** begin **

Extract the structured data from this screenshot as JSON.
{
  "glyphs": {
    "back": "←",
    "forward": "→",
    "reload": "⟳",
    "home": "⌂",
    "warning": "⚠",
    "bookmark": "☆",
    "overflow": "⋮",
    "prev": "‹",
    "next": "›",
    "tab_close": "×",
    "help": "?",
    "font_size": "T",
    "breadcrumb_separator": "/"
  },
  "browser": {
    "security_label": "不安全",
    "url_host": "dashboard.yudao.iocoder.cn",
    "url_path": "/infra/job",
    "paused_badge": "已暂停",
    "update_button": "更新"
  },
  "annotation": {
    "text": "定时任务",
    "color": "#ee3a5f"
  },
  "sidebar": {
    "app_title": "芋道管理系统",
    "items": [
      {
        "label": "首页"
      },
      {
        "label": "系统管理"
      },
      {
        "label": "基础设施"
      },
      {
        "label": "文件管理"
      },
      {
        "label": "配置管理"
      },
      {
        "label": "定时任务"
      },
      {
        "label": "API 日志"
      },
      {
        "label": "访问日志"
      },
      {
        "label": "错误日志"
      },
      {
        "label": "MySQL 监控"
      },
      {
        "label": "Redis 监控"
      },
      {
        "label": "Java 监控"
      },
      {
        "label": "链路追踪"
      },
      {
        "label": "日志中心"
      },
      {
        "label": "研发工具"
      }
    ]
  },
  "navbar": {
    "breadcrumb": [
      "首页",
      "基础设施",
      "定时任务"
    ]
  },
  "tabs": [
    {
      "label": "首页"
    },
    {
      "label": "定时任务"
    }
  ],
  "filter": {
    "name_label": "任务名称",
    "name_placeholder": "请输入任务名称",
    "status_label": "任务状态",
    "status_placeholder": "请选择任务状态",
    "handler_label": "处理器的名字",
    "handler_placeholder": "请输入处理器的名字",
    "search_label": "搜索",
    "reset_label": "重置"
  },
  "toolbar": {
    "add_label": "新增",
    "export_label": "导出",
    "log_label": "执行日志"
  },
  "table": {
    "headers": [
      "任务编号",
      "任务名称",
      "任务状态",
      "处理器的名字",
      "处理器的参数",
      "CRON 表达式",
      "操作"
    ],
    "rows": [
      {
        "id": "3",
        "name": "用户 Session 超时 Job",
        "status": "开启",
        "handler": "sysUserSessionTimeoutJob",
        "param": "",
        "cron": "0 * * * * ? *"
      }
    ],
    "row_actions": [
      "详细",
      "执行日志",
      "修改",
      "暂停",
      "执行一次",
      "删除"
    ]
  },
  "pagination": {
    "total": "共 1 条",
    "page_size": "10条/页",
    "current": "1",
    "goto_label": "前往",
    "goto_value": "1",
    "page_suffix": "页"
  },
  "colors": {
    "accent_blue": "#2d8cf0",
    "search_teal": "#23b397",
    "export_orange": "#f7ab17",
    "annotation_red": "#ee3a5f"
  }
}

** end **

Problem requirements:
Reproduce all data above, unchanged.

Solution below:
Extract the structured data from this screenshot as JSON.
{
  "glyphs": {
    "back": "←",
    "forward": "→",
    "reload": "⟳",
    "home": "⌂",
    "warning": "⚠",
    "bookmark": "☆",
    "overflow": "⋮",
    "prev": "‹",
    "next": "›",
    "tab_close": "×",
    "help": "?",
    "font_size": "T",
    "breadcrumb_separator": "/"
  },
  "browser": {
    "security_label": "不安全",
    "url_host": "dashboard.yudao.iocoder.cn",
    "url_path": "/infra/job",
    "paused_badge": "已暂停",
    "update_button": "更新"
  },
  "annotation": {
    "text": "定时任务",
    "color": "#ee3a5f"
  },
  "sidebar": {
    "app_title": "芋道管理系统",
    "items": [
      {
        "label": "首页"
      },
      {
        "label": "系统管理"
      },
      {
        "label": "基础设施"
      },
      {
        "label": "文件管理"
      },
      {
        "label": "配置管理"
      },
      {
        "label": "定时任务"
      },
      {
        "label": "API 日志"
      },
      {
        "label": "访问日志"
      },
      {
        "label": "错误日志"
      },
      {
        "label": "MySQL 监控"
      },
      {
        "label": "Redis 监控"
      },
      {
        "label": "Java 监控"
      },
      {
        "label": "链路追踪"
      },
      {
        "label": "日志中心"
      },
      {
        "label": "研发工具"
      }
    ]
  },
  "navbar": {
    "breadcrumb": [
      "首页",
      "基础设施",
      "定时任务"
    ]
  },
  "tabs": [
    {
      "label": "首页"
    },
    {
      "label": "定时任务"
    }
  ],
  "filter": {
    "name_label": "任务名称",
    "name_placeholder": "请输入任务名称",
    "status_label": "任务状态",
    "status_placeholder": "请选择任务状态",
    "handler_label": "处理器的名字",
    "handler_placeholder": "请输入处理器的名字",
    "search_label": "搜索",
    "reset_label": "重置"
  },
  "toolbar": {
    "add_label": "新增",
    "export_label": "导出",
    "log_label": "执行日志"
  },
  "table": {
    "headers": [
      "任务编号",
      "任务名称",
      "任务状态",
      "处理器的名字",
      "处理器的参数",
      "CRON 表达式",
      "操作"
    ],
    "rows": [
      {
        "id": "3",
        "name": "用户 Session 超时 Job",
        "status": "开启",
        "handler": "sysUserSessionTimeoutJob",
        "param": "",
        "cron": "0 * * * * ? *"
      }
    ],
    "row_actions": [
      "详细",
      "执行日志",
      "修改",
      "暂停",
      "执行一次",
      "删除"
    ]
  },
  "pagination": {
    "total": "共 1 条",
    "page_size": "10条/页",
    "current": "1",
    "goto_label": "前往",
    "goto_value": "1",
    "page_suffix": "页"
  },
  "colors": {
    "accent_blue": "#2d8cf0",
    "search_teal": "#23b397",
    "export_orange": "#f7ab17",
    "annotation_red": "#ee3a5f"
  }
}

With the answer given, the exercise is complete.